Data for this exercise:
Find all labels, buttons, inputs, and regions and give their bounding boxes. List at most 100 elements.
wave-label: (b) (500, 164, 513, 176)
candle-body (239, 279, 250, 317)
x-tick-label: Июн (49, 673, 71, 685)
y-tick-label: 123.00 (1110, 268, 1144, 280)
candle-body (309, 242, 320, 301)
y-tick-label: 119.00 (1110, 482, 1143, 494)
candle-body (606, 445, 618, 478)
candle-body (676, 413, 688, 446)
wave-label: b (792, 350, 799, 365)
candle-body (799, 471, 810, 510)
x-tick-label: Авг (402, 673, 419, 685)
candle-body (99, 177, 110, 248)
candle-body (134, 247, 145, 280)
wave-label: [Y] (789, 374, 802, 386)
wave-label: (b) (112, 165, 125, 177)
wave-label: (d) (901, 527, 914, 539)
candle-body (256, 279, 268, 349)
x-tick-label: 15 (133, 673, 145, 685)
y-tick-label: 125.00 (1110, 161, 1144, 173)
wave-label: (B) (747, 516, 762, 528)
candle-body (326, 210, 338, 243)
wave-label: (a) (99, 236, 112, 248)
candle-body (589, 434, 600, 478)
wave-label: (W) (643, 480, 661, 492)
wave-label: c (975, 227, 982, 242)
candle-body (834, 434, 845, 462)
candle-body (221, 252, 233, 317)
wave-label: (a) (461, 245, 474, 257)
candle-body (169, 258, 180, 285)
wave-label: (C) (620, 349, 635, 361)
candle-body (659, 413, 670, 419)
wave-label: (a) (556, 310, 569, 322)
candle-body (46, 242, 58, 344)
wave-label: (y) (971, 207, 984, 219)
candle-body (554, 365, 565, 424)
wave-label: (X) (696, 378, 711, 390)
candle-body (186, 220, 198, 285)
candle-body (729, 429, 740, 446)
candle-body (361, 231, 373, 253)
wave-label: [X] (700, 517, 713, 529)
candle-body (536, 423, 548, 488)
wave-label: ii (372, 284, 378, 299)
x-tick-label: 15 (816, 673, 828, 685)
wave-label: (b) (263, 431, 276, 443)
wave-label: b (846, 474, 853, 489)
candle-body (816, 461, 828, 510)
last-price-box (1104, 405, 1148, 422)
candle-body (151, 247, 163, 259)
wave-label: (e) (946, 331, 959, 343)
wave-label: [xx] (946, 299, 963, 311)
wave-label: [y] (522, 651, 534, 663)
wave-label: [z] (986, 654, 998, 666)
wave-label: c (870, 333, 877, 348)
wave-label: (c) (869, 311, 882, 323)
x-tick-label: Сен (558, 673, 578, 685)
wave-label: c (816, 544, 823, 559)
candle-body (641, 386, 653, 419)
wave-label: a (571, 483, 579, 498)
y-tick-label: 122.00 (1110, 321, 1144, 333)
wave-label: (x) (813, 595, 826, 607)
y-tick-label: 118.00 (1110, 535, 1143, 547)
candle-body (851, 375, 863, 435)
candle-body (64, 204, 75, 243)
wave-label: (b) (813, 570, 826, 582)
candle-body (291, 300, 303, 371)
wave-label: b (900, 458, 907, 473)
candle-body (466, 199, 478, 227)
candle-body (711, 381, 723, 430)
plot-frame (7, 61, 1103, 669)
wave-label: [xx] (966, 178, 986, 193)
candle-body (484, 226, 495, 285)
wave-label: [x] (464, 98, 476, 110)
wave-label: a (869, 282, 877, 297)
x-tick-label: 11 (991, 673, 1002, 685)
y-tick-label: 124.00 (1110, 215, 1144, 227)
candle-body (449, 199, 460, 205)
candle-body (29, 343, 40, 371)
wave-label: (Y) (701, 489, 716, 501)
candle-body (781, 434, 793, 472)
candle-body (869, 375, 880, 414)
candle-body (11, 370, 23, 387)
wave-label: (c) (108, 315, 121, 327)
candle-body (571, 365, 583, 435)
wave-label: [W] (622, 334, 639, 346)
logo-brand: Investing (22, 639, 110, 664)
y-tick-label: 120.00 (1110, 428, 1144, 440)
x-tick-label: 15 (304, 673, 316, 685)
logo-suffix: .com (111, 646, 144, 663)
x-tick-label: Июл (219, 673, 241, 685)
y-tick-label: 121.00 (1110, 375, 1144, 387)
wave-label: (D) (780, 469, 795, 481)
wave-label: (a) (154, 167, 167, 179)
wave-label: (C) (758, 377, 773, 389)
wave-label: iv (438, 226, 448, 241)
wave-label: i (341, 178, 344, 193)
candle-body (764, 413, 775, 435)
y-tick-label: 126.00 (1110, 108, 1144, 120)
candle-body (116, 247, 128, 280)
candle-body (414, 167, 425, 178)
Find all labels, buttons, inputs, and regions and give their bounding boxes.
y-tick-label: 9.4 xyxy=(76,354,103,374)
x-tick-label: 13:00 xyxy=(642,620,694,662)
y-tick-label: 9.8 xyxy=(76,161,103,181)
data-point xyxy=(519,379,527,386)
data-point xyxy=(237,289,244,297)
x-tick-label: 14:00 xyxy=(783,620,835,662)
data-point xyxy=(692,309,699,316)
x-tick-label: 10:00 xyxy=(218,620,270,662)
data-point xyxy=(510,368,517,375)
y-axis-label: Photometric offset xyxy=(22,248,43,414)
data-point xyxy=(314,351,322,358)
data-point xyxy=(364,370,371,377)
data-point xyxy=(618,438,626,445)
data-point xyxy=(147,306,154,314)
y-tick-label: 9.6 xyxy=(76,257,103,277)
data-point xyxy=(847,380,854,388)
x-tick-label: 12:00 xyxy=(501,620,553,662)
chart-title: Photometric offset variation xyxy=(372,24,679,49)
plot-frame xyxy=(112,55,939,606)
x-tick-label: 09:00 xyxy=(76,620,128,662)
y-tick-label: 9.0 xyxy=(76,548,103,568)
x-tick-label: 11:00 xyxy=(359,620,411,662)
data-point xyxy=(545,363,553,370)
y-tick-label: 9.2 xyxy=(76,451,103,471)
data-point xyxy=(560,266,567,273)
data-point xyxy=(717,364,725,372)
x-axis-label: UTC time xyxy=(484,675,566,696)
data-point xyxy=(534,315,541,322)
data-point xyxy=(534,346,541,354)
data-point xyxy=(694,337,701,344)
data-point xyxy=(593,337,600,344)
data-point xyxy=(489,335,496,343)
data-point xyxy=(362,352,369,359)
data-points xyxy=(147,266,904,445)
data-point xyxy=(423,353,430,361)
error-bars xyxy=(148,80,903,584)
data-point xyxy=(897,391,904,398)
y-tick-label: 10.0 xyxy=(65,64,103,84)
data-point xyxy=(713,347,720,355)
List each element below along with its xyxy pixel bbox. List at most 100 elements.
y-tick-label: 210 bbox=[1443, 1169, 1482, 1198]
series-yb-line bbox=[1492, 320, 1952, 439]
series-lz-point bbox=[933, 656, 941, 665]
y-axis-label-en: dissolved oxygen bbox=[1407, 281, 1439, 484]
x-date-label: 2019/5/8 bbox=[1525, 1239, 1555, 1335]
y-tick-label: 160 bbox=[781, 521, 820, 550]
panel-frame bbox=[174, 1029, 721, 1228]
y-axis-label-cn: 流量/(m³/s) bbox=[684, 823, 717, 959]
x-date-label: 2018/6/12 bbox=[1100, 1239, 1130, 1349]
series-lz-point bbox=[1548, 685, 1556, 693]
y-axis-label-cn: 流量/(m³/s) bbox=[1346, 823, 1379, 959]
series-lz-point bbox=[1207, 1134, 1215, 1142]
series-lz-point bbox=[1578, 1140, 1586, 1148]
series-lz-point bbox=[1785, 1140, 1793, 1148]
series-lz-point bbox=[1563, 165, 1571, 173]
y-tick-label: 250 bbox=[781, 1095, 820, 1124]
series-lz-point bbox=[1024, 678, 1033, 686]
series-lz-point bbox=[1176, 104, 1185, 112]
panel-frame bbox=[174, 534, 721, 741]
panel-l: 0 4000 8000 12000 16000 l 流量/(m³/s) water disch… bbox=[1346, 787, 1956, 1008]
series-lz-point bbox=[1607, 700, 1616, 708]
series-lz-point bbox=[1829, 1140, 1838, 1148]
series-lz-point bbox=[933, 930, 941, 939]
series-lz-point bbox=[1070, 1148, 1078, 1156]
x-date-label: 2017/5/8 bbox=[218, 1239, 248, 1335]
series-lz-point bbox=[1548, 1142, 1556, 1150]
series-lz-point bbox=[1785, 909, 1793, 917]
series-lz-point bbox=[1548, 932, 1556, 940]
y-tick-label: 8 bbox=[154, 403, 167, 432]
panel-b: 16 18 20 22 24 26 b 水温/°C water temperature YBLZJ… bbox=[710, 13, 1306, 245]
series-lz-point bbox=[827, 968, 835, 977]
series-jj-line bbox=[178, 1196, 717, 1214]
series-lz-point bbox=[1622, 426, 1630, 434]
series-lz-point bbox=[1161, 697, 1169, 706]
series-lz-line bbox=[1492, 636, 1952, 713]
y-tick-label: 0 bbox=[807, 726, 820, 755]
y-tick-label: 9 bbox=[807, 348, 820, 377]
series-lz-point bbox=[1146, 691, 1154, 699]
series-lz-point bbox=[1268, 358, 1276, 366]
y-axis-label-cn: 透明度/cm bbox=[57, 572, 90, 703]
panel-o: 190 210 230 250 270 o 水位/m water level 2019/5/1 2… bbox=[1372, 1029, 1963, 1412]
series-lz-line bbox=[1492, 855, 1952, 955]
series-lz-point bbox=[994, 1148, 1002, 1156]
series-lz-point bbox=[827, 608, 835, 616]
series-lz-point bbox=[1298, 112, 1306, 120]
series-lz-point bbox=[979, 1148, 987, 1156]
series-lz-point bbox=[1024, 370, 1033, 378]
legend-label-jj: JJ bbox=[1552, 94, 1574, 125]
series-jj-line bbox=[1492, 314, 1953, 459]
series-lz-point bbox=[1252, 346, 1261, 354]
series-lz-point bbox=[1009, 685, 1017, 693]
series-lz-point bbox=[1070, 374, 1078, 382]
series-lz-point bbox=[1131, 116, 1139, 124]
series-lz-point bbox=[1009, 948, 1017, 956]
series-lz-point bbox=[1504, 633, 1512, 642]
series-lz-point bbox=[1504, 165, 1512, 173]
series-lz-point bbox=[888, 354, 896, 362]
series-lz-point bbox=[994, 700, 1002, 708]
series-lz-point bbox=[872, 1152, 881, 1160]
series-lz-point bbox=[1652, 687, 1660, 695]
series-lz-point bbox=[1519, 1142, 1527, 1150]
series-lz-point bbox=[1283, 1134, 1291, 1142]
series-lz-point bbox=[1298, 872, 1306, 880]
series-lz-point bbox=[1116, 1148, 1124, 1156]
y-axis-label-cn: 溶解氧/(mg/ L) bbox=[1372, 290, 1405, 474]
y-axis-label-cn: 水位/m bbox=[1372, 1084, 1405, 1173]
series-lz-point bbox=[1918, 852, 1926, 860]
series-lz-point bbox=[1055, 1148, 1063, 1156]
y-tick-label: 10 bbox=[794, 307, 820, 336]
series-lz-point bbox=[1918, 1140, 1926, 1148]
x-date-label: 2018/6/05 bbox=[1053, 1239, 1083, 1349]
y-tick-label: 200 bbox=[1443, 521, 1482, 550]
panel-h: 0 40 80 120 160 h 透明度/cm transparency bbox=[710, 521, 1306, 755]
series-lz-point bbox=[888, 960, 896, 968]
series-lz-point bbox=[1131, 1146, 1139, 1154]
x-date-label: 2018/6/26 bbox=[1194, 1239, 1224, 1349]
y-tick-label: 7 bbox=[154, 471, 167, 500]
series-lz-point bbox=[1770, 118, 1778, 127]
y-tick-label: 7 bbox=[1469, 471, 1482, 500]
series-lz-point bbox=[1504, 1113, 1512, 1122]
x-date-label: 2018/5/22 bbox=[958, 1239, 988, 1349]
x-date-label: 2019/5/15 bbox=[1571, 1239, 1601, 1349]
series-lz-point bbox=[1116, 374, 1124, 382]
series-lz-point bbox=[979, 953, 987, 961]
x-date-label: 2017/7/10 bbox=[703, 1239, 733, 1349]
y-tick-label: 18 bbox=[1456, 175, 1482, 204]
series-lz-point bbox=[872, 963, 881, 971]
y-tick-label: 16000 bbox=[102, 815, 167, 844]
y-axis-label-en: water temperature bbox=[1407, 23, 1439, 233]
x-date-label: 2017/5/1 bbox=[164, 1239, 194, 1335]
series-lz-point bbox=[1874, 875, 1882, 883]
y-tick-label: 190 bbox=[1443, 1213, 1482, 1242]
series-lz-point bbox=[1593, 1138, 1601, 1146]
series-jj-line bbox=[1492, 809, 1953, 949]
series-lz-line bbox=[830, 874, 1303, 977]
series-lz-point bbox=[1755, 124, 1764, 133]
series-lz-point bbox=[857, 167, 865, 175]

What you will do: Could you format the lines from the start of the records through the line holding "candle-body (536, 423, 548, 488)", inclusive, as a numbered list, leaving out any blank lines?

Result of this task:
1. Find all labels, buttons, inputs, and regions and give their bounding boxes. List at most 100 elements.
2. wave-label: (b) (500, 164, 513, 176)
3. candle-body (239, 279, 250, 317)
4. x-tick-label: Июн (49, 673, 71, 685)
5. y-tick-label: 123.00 (1110, 268, 1144, 280)
6. candle-body (309, 242, 320, 301)
7. y-tick-label: 119.00 (1110, 482, 1143, 494)
8. candle-body (606, 445, 618, 478)
9. candle-body (676, 413, 688, 446)
10. wave-label: b (792, 350, 799, 365)
11. candle-body (799, 471, 810, 510)
12. x-tick-label: Авг (402, 673, 419, 685)
13. candle-body (99, 177, 110, 248)
14. candle-body (134, 247, 145, 280)
15. wave-label: [Y] (789, 374, 802, 386)
16. wave-label: (b) (112, 165, 125, 177)
17. wave-label: (d) (901, 527, 914, 539)
18. candle-body (256, 279, 268, 349)
19. x-tick-label: 15 (133, 673, 145, 685)
20. y-tick-label: 125.00 (1110, 161, 1144, 173)
21. wave-label: (B) (747, 516, 762, 528)
22. candle-body (326, 210, 338, 243)
23. wave-label: (a) (99, 236, 112, 248)
24. candle-body (589, 434, 600, 478)
25. wave-label: (W) (643, 480, 661, 492)
26. wave-label: c (975, 227, 982, 242)
27. candle-body (834, 434, 845, 462)
28. candle-body (221, 252, 233, 317)
29. wave-label: (a) (461, 245, 474, 257)
30. candle-body (169, 258, 180, 285)
31. wave-label: (C) (620, 349, 635, 361)
32. candle-body (659, 413, 670, 419)
33. wave-label: (a) (556, 310, 569, 322)
34. candle-body (46, 242, 58, 344)
35. wave-label: (y) (971, 207, 984, 219)
36. candle-body (554, 365, 565, 424)
37. wave-label: (X) (696, 378, 711, 390)
38. candle-body (186, 220, 198, 285)
39. candle-body (729, 429, 740, 446)
40. candle-body (361, 231, 373, 253)
41. wave-label: [X] (700, 517, 713, 529)
42. candle-body (536, 423, 548, 488)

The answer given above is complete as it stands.